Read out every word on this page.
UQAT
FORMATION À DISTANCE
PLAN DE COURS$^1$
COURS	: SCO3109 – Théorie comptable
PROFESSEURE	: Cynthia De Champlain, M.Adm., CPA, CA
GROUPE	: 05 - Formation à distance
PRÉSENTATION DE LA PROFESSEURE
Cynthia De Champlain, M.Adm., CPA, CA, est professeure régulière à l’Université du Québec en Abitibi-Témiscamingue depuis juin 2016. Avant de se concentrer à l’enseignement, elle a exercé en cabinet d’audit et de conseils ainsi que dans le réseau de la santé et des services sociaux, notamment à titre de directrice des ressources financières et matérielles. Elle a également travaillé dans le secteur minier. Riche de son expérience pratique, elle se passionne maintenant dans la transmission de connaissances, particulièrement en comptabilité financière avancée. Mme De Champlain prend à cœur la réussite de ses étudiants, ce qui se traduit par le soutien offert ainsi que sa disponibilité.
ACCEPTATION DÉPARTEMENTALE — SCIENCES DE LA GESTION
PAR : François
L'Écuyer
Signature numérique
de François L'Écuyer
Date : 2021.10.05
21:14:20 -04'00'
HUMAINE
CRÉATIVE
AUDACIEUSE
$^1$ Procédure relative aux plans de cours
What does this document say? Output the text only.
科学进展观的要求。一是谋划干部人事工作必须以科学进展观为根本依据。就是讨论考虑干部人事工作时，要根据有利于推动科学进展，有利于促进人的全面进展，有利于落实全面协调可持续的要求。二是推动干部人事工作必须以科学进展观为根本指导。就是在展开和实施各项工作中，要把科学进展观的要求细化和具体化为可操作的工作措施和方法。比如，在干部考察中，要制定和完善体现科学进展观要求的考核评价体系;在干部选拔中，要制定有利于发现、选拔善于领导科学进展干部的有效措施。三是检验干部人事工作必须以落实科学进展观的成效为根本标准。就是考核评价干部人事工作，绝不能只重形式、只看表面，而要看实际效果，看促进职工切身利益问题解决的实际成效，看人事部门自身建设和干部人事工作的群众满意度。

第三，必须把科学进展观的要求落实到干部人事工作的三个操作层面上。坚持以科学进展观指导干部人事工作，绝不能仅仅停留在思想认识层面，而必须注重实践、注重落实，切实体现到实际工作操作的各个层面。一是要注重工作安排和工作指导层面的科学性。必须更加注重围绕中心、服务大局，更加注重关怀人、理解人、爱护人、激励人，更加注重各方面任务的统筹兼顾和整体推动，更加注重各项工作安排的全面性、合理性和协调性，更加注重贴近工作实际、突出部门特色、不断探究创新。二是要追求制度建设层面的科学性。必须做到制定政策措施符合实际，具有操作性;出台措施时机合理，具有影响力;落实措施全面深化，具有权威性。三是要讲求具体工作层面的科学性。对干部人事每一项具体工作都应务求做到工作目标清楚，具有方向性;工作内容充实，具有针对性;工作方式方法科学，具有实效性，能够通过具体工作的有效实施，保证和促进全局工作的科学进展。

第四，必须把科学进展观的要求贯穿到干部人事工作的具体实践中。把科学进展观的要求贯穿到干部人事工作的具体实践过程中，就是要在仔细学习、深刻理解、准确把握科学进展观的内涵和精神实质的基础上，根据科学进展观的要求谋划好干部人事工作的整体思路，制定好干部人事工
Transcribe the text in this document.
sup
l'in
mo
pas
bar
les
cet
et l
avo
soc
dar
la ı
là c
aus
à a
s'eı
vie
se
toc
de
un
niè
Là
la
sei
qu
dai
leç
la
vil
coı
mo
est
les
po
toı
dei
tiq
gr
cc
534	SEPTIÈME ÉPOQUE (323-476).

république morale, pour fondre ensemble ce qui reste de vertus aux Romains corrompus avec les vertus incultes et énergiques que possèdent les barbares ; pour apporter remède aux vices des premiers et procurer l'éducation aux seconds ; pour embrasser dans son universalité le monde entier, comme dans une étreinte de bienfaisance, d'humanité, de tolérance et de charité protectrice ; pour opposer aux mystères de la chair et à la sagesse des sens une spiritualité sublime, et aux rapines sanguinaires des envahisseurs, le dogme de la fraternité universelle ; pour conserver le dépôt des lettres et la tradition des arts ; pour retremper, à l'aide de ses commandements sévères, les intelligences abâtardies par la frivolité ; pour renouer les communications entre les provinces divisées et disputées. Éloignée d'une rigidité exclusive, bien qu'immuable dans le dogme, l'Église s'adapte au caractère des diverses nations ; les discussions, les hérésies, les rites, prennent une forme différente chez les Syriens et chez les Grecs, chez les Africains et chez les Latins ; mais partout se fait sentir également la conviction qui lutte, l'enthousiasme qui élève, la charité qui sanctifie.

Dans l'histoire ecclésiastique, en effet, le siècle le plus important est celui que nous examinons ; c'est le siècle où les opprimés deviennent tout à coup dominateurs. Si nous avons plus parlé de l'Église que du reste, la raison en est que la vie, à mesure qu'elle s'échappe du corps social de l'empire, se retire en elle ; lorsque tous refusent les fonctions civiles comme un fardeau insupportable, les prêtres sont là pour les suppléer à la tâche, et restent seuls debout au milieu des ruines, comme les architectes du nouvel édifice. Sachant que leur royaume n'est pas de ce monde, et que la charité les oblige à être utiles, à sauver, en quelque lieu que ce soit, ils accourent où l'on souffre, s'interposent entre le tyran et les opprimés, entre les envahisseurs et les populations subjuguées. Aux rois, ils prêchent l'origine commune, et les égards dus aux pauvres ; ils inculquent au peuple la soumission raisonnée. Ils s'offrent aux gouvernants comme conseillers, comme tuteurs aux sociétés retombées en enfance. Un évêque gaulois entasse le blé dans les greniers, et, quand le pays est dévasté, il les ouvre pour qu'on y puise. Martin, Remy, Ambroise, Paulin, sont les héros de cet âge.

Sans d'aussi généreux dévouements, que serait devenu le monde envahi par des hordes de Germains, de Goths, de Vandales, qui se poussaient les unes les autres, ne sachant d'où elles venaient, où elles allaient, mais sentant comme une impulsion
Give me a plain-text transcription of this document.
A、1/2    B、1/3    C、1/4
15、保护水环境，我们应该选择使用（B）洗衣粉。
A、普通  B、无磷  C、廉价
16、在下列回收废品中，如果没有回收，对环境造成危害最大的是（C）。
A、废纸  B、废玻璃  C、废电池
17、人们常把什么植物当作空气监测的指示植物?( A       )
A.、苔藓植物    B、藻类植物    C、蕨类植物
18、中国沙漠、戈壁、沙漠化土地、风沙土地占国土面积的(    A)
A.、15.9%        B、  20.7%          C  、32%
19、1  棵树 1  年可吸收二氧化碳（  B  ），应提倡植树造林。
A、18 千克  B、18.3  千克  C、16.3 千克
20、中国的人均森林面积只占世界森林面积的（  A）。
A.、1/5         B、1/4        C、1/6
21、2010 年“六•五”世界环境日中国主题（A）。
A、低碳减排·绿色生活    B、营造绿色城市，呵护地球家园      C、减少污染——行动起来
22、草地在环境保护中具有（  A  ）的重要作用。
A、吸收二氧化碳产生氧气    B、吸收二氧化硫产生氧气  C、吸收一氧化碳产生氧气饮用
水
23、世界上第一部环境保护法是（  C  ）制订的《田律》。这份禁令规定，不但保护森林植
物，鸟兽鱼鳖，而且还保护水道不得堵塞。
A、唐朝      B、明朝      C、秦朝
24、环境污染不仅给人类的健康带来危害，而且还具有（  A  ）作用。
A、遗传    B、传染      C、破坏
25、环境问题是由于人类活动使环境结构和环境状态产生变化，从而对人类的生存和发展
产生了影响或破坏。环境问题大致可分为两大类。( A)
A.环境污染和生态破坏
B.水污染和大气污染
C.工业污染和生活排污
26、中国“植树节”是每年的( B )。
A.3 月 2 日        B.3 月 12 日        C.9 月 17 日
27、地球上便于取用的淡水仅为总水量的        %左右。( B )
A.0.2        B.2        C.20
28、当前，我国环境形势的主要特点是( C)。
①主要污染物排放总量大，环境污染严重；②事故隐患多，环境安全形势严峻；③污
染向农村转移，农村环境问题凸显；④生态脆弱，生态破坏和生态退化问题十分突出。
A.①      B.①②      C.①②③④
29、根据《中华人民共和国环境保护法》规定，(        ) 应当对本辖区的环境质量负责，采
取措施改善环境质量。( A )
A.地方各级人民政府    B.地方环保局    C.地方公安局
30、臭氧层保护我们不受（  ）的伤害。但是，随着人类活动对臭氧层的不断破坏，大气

=-=-=

What you need to do: Lines holding the word "this" should be counted across the entries; state only how many there are.

Result of the exercise: 4